Stored items
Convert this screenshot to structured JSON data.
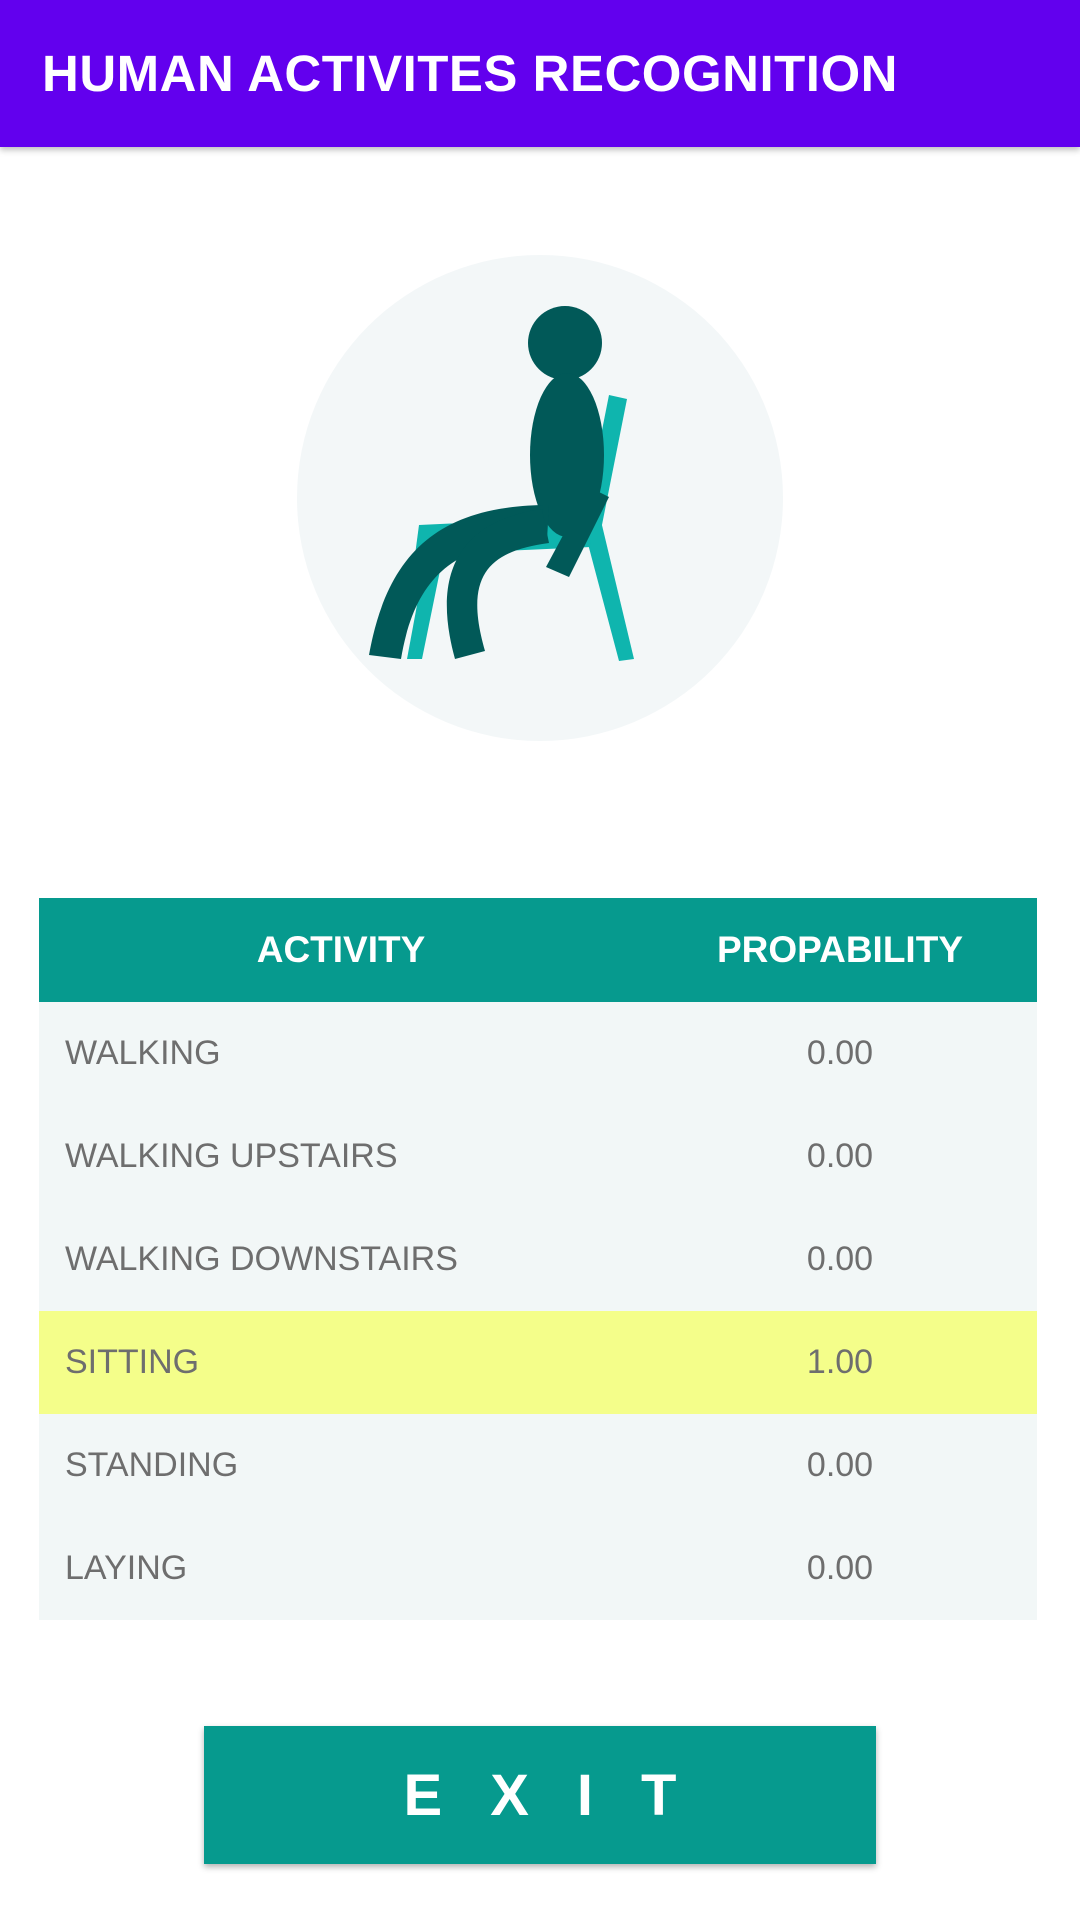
{
  "app_bar": {
    "title": "HUMAN ACTIVITES RECOGNITION",
    "background_color": "#6200EE"
  },
  "illustration": {
    "icon": "person-sitting-on-chair-icon",
    "circle_color": "#F3F7F8",
    "person_color": "#015958",
    "chair_color": "#0FB5AE"
  },
  "table": {
    "header_color": "#069A8E",
    "highlight_color": "#F4FE8A",
    "headers": {
      "activity": "ACTIVITY",
      "probability": "PROPABILITY"
    },
    "rows": [
      {
        "activity": "WALKING",
        "probability": "0.00"
      },
      {
        "activity": "WALKING UPSTAIRS",
        "probability": "0.00"
      },
      {
        "activity": "WALKING DOWNSTAIRS",
        "probability": "0.00"
      },
      {
        "activity": "SITTING",
        "probability": "1.00"
      },
      {
        "activity": "STANDING",
        "probability": "0.00"
      },
      {
        "activity": "LAYING",
        "probability": "0.00"
      }
    ]
  },
  "exit_button": {
    "label": "EXIT"
  }
}
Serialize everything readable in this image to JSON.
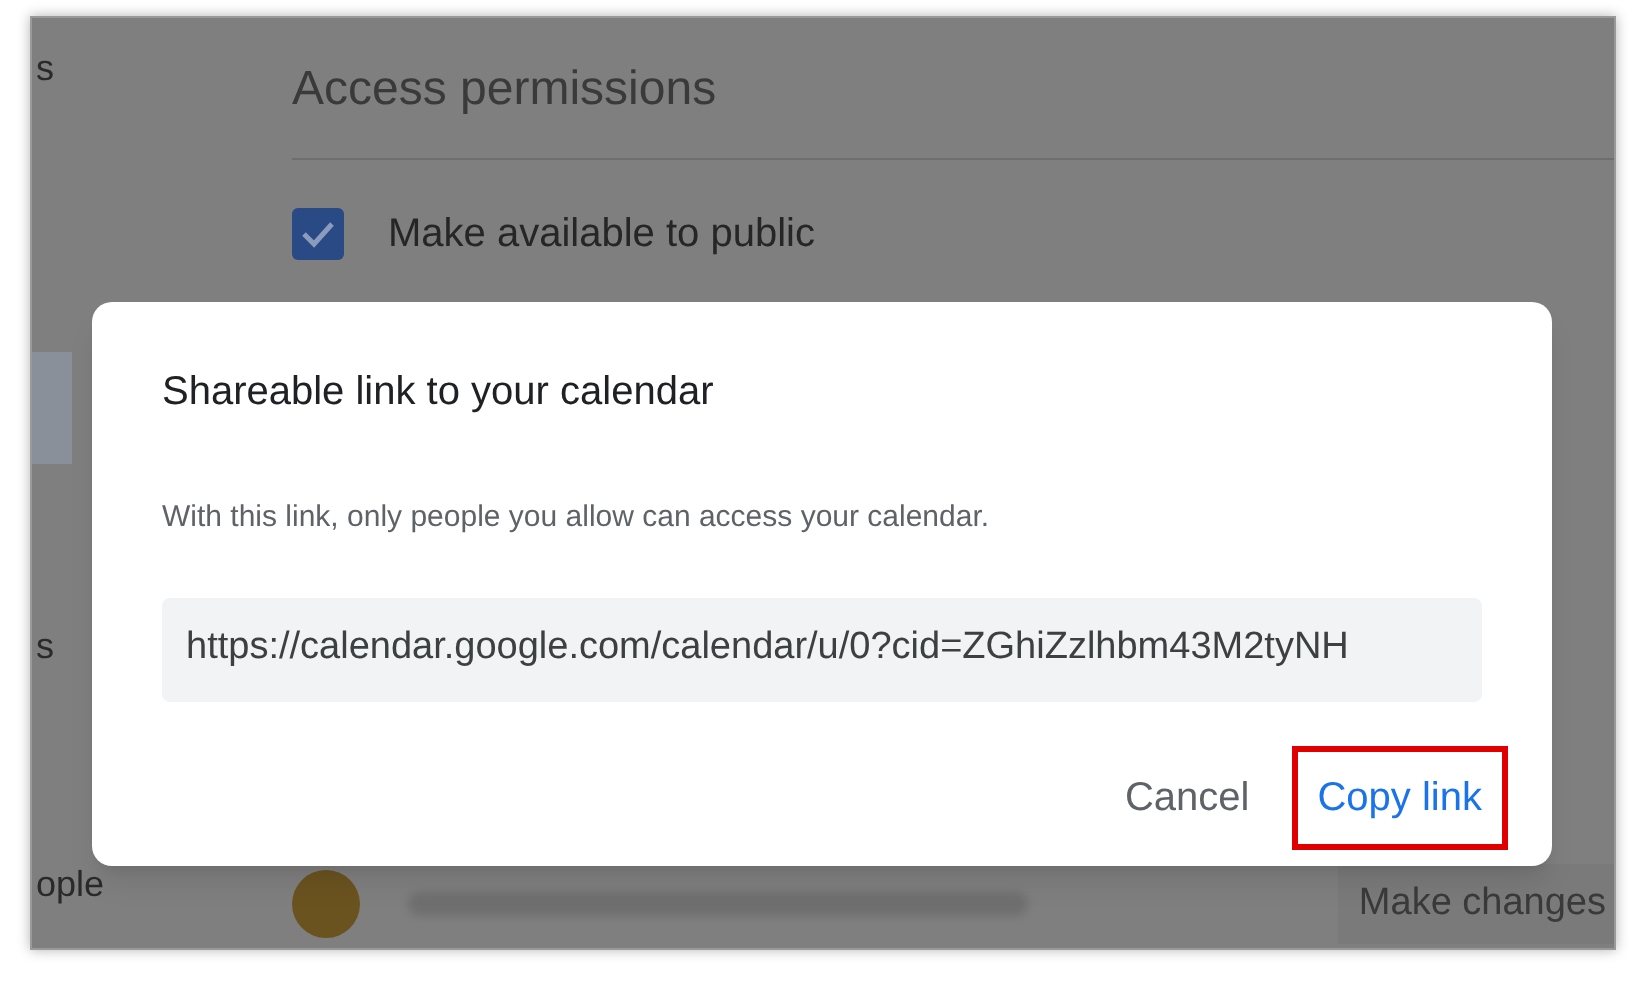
{
  "sidebar": {
    "items": [
      {
        "label": "s",
        "selected": false
      },
      {
        "label": "s",
        "selected": false
      },
      {
        "label": "ople",
        "selected": false
      }
    ]
  },
  "access_permissions": {
    "title": "Access permissions",
    "make_public": {
      "label": "Make available to public",
      "checked": true
    }
  },
  "shared_with": {
    "button": "Make changes"
  },
  "dialog": {
    "title": "Shareable link to your calendar",
    "description": "With this link, only people you allow can access your calendar.",
    "link": "https://calendar.google.com/calendar/u/0?cid=ZGhiZzlhbm43M2tyNH",
    "buttons": [
      {
        "label": "Cancel",
        "kind": "secondary",
        "highlighted": false
      },
      {
        "label": "Copy link",
        "kind": "primary",
        "highlighted": true
      }
    ]
  }
}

• The problem: In the records above, locate each line with the word "title". Copy all such lines.

• The solution:
    "title": "HUMAN ACTIVITES RECOGNITION",
    "title": "Access permissions",
    "title": "Shareable link to your calendar",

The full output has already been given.